→ **Task instructions**
Every single entry below should be reproduced verbatim.

-------- Source data

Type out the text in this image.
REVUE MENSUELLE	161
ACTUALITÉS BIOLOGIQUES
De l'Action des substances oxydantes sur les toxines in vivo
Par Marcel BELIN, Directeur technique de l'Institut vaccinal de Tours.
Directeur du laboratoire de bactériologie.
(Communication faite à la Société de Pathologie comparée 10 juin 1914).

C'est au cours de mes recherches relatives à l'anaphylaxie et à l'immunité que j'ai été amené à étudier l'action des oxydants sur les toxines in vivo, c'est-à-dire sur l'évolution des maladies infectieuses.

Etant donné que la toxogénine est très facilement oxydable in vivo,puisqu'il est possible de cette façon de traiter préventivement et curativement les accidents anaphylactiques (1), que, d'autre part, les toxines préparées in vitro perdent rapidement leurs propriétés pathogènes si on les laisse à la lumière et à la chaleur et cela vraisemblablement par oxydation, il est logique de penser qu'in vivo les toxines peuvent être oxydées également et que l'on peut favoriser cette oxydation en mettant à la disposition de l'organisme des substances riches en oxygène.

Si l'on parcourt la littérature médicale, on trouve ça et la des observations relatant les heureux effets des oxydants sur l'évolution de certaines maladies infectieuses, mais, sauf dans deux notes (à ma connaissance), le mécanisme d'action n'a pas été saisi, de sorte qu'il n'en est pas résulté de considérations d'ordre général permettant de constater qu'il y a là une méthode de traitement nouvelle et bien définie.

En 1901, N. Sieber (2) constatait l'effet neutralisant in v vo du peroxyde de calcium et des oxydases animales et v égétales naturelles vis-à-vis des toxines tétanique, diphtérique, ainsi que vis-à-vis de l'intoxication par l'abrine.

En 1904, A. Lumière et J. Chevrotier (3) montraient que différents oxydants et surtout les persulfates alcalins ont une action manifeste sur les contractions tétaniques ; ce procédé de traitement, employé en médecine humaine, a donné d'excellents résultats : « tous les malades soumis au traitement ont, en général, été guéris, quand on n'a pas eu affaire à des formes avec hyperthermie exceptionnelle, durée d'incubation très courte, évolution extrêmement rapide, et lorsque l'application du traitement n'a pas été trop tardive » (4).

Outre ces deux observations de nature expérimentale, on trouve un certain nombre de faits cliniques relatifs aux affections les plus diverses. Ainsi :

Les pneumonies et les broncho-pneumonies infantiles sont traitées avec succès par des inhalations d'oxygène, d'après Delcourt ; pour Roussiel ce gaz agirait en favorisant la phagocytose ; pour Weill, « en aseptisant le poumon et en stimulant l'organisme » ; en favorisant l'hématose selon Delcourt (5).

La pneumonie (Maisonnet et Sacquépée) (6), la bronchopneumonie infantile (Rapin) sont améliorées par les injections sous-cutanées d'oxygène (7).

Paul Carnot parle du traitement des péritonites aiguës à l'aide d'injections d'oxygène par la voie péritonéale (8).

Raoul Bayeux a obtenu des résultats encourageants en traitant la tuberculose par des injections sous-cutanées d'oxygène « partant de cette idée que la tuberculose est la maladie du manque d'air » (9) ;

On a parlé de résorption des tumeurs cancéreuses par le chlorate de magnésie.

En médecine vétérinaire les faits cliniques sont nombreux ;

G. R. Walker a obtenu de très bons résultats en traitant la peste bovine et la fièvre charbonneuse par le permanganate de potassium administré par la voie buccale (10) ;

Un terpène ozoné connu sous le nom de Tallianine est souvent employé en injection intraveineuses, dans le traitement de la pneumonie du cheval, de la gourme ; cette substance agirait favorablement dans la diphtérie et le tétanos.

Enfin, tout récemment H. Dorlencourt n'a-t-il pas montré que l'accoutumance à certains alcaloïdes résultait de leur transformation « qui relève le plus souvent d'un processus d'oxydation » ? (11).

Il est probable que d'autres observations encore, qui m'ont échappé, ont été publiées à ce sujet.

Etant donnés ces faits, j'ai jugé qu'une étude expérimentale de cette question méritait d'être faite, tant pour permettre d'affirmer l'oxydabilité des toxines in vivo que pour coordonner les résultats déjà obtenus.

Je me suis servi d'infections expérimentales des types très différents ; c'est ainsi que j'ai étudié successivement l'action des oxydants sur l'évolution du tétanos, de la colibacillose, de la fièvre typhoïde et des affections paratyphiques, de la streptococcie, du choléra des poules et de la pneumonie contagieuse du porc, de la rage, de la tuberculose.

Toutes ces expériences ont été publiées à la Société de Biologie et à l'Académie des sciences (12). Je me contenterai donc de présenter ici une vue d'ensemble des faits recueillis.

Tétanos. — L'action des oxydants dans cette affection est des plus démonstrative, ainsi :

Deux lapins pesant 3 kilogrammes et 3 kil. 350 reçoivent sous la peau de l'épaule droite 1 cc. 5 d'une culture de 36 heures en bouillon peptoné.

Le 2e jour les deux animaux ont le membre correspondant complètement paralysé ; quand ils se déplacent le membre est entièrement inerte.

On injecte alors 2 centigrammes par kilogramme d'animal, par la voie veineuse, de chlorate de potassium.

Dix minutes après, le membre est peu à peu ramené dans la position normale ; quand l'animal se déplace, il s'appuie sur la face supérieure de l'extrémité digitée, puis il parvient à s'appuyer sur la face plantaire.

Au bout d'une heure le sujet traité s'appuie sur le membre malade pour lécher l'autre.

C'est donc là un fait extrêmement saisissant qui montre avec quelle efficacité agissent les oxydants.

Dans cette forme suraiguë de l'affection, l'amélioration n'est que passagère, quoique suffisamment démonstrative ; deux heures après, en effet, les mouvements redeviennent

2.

----------------

→ **Task solution**
Type out the text in this image.
REVUE MENSUELLE	161
ACTUALITÉS BIOLOGIQUES
De l'Action des substances oxydantes sur les toxines in vivo
Par Marcel BELIN, Directeur technique de l'Institut vaccinal de Tours.
Directeur du laboratoire de bactériologie.
(Communication faite à la Société de Pathologie comparée 10 juin 1914).

C'est au cours de mes recherches relatives à l'anaphylaxie et à l'immunité que j'ai été amené à étudier l'action des oxydants sur les toxines in vivo, c'est-à-dire sur l'évolution des maladies infectieuses.

Etant donné que la toxogénine est très facilement oxydable in vivo,puisqu'il est possible de cette façon de traiter préventivement et curativement les accidents anaphylactiques (1), que, d'autre part, les toxines préparées in vitro perdent rapidement leurs propriétés pathogènes si on les laisse à la lumière et à la chaleur et cela vraisemblablement par oxydation, il est logique de penser qu'in vivo les toxines peuvent être oxydées également et que l'on peut favoriser cette oxydation en mettant à la disposition de l'organisme des substances riches en oxygène.

Si l'on parcourt la littérature médicale, on trouve ça et la des observations relatant les heureux effets des oxydants sur l'évolution de certaines maladies infectieuses, mais, sauf dans deux notes (à ma connaissance), le mécanisme d'action n'a pas été saisi, de sorte qu'il n'en est pas résulté de considérations d'ordre général permettant de constater qu'il y a là une méthode de traitement nouvelle et bien définie.

En 1901, N. Sieber (2) constatait l'effet neutralisant in v vo du peroxyde de calcium et des oxydases animales et v égétales naturelles vis-à-vis des toxines tétanique, diphtérique, ainsi que vis-à-vis de l'intoxication par l'abrine.

En 1904, A. Lumière et J. Chevrotier (3) montraient que différents oxydants et surtout les persulfates alcalins ont une action manifeste sur les contractions tétaniques ; ce procédé de traitement, employé en médecine humaine, a donné d'excellents résultats : « tous les malades soumis au traitement ont, en général, été guéris, quand on n'a pas eu affaire à des formes avec hyperthermie exceptionnelle, durée d'incubation très courte, évolution extrêmement rapide, et lorsque l'application du traitement n'a pas été trop tardive » (4).

Outre ces deux observations de nature expérimentale, on trouve un certain nombre de faits cliniques relatifs aux affections les plus diverses. Ainsi :

Les pneumonies et les broncho-pneumonies infantiles sont traitées avec succès par des inhalations d'oxygène, d'après Delcourt ; pour Roussiel ce gaz agirait en favorisant la phagocytose ; pour Weill, « en aseptisant le poumon et en stimulant l'organisme » ; en favorisant l'hématose selon Delcourt (5).

La pneumonie (Maisonnet et Sacquépée) (6), la bronchopneumonie infantile (Rapin) sont améliorées par les injections sous-cutanées d'oxygène (7).

Paul Carnot parle du traitement des péritonites aiguës à l'aide d'injections d'oxygène par la voie péritonéale (8).

Raoul Bayeux a obtenu des résultats encourageants en traitant la tuberculose par des injections sous-cutanées d'oxygène « partant de cette idée que la tuberculose est la maladie du manque d'air » (9) ;

On a parlé de résorption des tumeurs cancéreuses par le chlorate de magnésie.

En médecine vétérinaire les faits cliniques sont nombreux ;

G. R. Walker a obtenu de très bons résultats en traitant la peste bovine et la fièvre charbonneuse par le permanganate de potassium administré par la voie buccale (10) ;

Un terpène ozoné connu sous le nom de Tallianine est souvent employé en injection intraveineuses, dans le traitement de la pneumonie du cheval, de la gourme ; cette substance agirait favorablement dans la diphtérie et le tétanos.

Enfin, tout récemment H. Dorlencourt n'a-t-il pas montré que l'accoutumance à certains alcaloïdes résultait de leur transformation « qui relève le plus souvent d'un processus d'oxydation » ? (11).

Il est probable que d'autres observations encore, qui m'ont échappé, ont été publiées à ce sujet.

Etant donnés ces faits, j'ai jugé qu'une étude expérimentale de cette question méritait d'être faite, tant pour permettre d'affirmer l'oxydabilité des toxines in vivo que pour coordonner les résultats déjà obtenus.

Je me suis servi d'infections expérimentales des types très différents ; c'est ainsi que j'ai étudié successivement l'action des oxydants sur l'évolution du tétanos, de la colibacillose, de la fièvre typhoïde et des affections paratyphiques, de la streptococcie, du choléra des poules et de la pneumonie contagieuse du porc, de la rage, de la tuberculose.

Toutes ces expériences ont été publiées à la Société de Biologie et à l'Académie des sciences (12). Je me contenterai donc de présenter ici une vue d'ensemble des faits recueillis.

Tétanos. — L'action des oxydants dans cette affection est des plus démonstrative, ainsi :

Deux lapins pesant 3 kilogrammes et 3 kil. 350 reçoivent sous la peau de l'épaule droite 1 cc. 5 d'une culture de 36 heures en bouillon peptoné.

Le 2e jour les deux animaux ont le membre correspondant complètement paralysé ; quand ils se déplacent le membre est entièrement inerte.

On injecte alors 2 centigrammes par kilogramme d'animal, par la voie veineuse, de chlorate de potassium.

Dix minutes après, le membre est peu à peu ramené dans la position normale ; quand l'animal se déplace, il s'appuie sur la face supérieure de l'extrémité digitée, puis il parvient à s'appuyer sur la face plantaire.

Au bout d'une heure le sujet traité s'appuie sur le membre malade pour lécher l'autre.

C'est donc là un fait extrêmement saisissant qui montre avec quelle efficacité agissent les oxydants.

Dans cette forme suraiguë de l'affection, l'amélioration n'est que passagère, quoique suffisamment démonstrative ; deux heures après, en effet, les mouvements redeviennent

2.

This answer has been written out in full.